Stated goal: Could you write out the records below exactly as they appear, leaving out any pictures?
--- start Given information ---
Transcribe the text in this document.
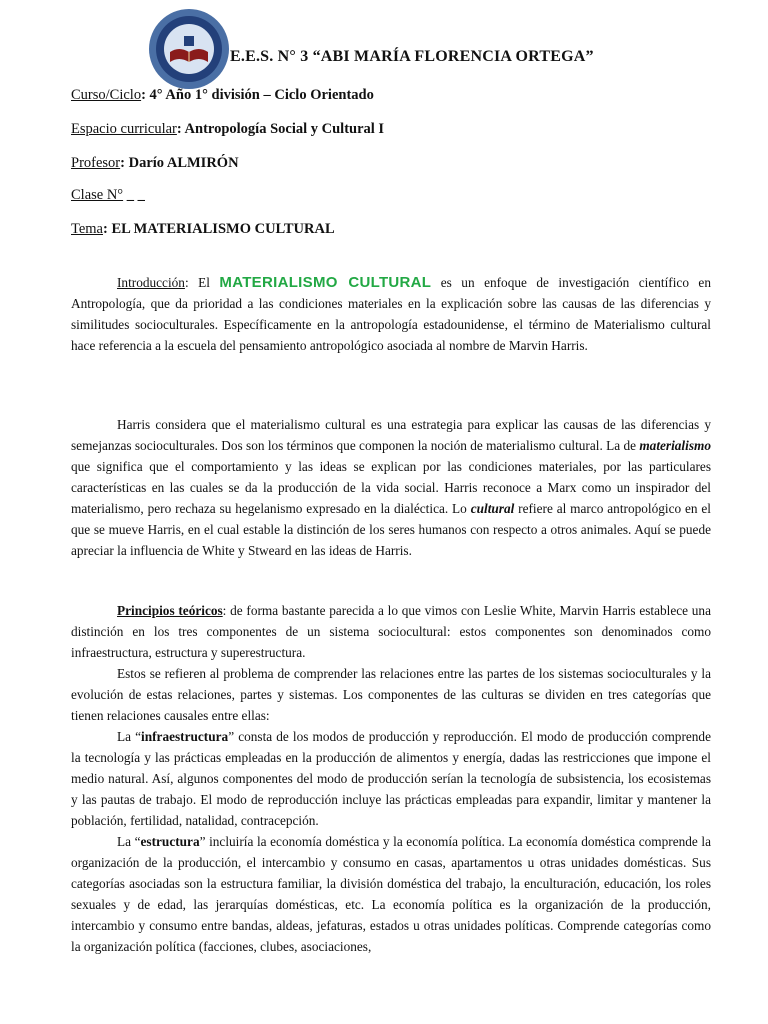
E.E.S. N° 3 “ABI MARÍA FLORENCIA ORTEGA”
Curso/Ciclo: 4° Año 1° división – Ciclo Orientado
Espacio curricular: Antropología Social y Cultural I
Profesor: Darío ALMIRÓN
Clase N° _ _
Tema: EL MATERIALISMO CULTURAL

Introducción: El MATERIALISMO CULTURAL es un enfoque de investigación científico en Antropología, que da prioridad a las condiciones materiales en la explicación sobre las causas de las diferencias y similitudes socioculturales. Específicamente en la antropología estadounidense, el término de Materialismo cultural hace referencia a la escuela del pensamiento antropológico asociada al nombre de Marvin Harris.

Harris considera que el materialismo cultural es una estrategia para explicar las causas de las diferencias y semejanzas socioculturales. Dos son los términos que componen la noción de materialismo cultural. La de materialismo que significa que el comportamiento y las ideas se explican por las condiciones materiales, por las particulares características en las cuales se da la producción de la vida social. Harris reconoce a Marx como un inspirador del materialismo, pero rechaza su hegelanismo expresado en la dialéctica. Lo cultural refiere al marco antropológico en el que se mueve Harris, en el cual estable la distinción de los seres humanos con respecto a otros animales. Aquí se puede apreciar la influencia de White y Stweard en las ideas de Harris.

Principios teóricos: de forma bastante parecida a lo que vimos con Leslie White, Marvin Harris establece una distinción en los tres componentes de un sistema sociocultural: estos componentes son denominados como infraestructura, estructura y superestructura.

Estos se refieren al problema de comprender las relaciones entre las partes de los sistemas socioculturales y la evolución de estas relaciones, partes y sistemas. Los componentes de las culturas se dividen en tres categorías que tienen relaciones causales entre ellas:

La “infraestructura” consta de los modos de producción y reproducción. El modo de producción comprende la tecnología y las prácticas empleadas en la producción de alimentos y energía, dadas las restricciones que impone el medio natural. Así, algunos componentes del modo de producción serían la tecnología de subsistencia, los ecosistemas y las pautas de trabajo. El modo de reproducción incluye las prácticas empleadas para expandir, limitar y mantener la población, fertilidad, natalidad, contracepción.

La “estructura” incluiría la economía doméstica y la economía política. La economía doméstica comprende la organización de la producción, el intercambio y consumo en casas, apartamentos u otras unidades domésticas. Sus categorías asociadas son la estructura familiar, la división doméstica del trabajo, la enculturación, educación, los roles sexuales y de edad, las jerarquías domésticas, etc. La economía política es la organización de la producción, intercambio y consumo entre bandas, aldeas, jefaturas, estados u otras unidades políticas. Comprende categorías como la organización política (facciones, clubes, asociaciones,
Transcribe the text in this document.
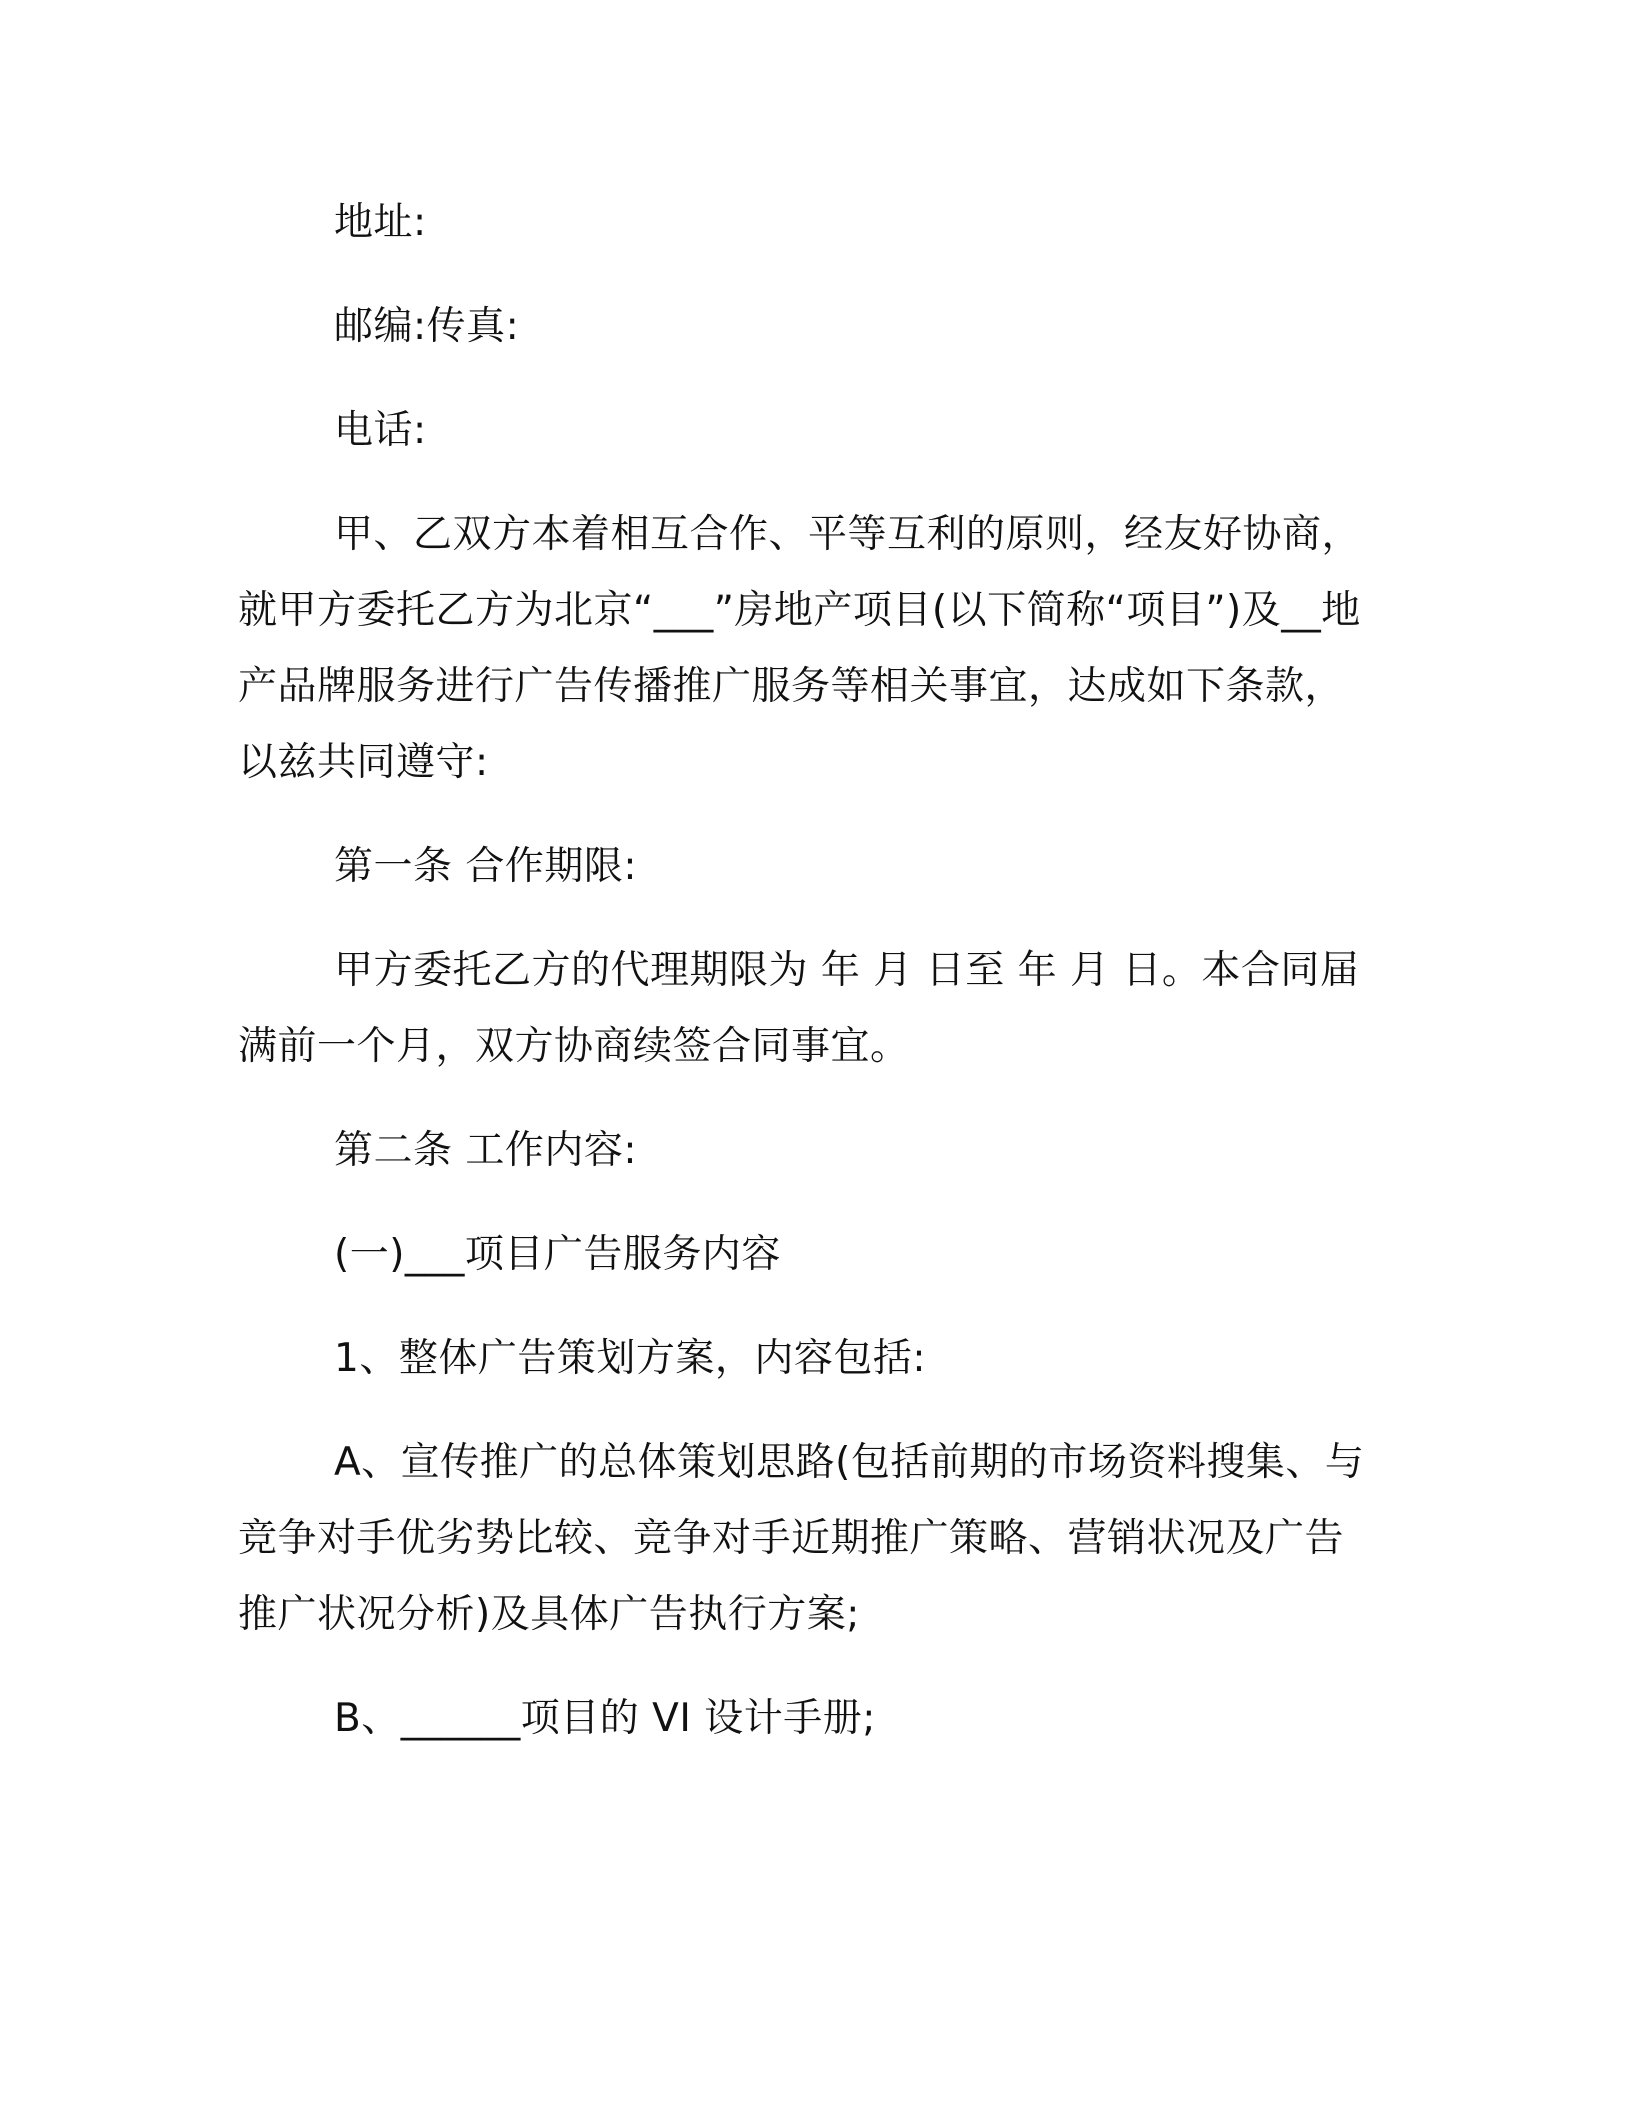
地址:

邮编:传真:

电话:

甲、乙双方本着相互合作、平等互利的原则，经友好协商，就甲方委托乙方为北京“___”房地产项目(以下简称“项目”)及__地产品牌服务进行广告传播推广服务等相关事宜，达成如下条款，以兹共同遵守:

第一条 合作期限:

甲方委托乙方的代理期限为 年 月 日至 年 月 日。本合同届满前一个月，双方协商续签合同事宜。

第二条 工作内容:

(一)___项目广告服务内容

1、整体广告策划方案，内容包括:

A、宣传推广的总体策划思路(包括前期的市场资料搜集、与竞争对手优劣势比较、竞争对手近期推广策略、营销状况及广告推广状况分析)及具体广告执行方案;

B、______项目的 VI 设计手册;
--- end Given information ---
Solution for this problem:
Transcribe the text in this document.
E.E.S. N° 3 “ABI MARÍA FLORENCIA ORTEGA”
Curso/Ciclo: 4° Año 1° división – Ciclo Orientado
Espacio curricular: Antropología Social y Cultural I
Profesor: Darío ALMIRÓN
Clase N° _ _
Tema: EL MATERIALISMO CULTURAL

Introducción: El MATERIALISMO CULTURAL es un enfoque de investigación científico en Antropología, que da prioridad a las condiciones materiales en la explicación sobre las causas de las diferencias y similitudes socioculturales. Específicamente en la antropología estadounidense, el término de Materialismo cultural hace referencia a la escuela del pensamiento antropológico asociada al nombre de Marvin Harris.

Harris considera que el materialismo cultural es una estrategia para explicar las causas de las diferencias y semejanzas socioculturales. Dos son los términos que componen la noción de materialismo cultural. La de materialismo que significa que el comportamiento y las ideas se explican por las condiciones materiales, por las particulares características en las cuales se da la producción de la vida social. Harris reconoce a Marx como un inspirador del materialismo, pero rechaza su hegelanismo expresado en la dialéctica. Lo cultural refiere al marco antropológico en el que se mueve Harris, en el cual estable la distinción de los seres humanos con respecto a otros animales. Aquí se puede apreciar la influencia de White y Stweard en las ideas de Harris.

Principios teóricos: de forma bastante parecida a lo que vimos con Leslie White, Marvin Harris establece una distinción en los tres componentes de un sistema sociocultural: estos componentes son denominados como infraestructura, estructura y superestructura.

Estos se refieren al problema de comprender las relaciones entre las partes de los sistemas socioculturales y la evolución de estas relaciones, partes y sistemas. Los componentes de las culturas se dividen en tres categorías que tienen relaciones causales entre ellas:

La “infraestructura” consta de los modos de producción y reproducción. El modo de producción comprende la tecnología y las prácticas empleadas en la producción de alimentos y energía, dadas las restricciones que impone el medio natural. Así, algunos componentes del modo de producción serían la tecnología de subsistencia, los ecosistemas y las pautas de trabajo. El modo de reproducción incluye las prácticas empleadas para expandir, limitar y mantener la población, fertilidad, natalidad, contracepción.

La “estructura” incluiría la economía doméstica y la economía política. La economía doméstica comprende la organización de la producción, el intercambio y consumo en casas, apartamentos u otras unidades domésticas. Sus categorías asociadas son la estructura familiar, la división doméstica del trabajo, la enculturación, educación, los roles sexuales y de edad, las jerarquías domésticas, etc. La economía política es la organización de la producción, intercambio y consumo entre bandas, aldeas, jefaturas, estados u otras unidades políticas. Comprende categorías como la organización política (facciones, clubes, asociaciones,
Transcribe the text in this document.
地址:

邮编:传真:

电话:

甲、乙双方本着相互合作、平等互利的原则，经友好协商，就甲方委托乙方为北京“___”房地产项目(以下简称“项目”)及__地产品牌服务进行广告传播推广服务等相关事宜，达成如下条款，以兹共同遵守:

第一条 合作期限:

甲方委托乙方的代理期限为 年 月 日至 年 月 日。本合同届满前一个月，双方协商续签合同事宜。

第二条 工作内容:

(一)___项目广告服务内容

1、整体广告策划方案，内容包括:

A、宣传推广的总体策划思路(包括前期的市场资料搜集、与竞争对手优劣势比较、竞争对手近期推广策略、营销状况及广告推广状况分析)及具体广告执行方案;

B、______项目的 VI 设计手册;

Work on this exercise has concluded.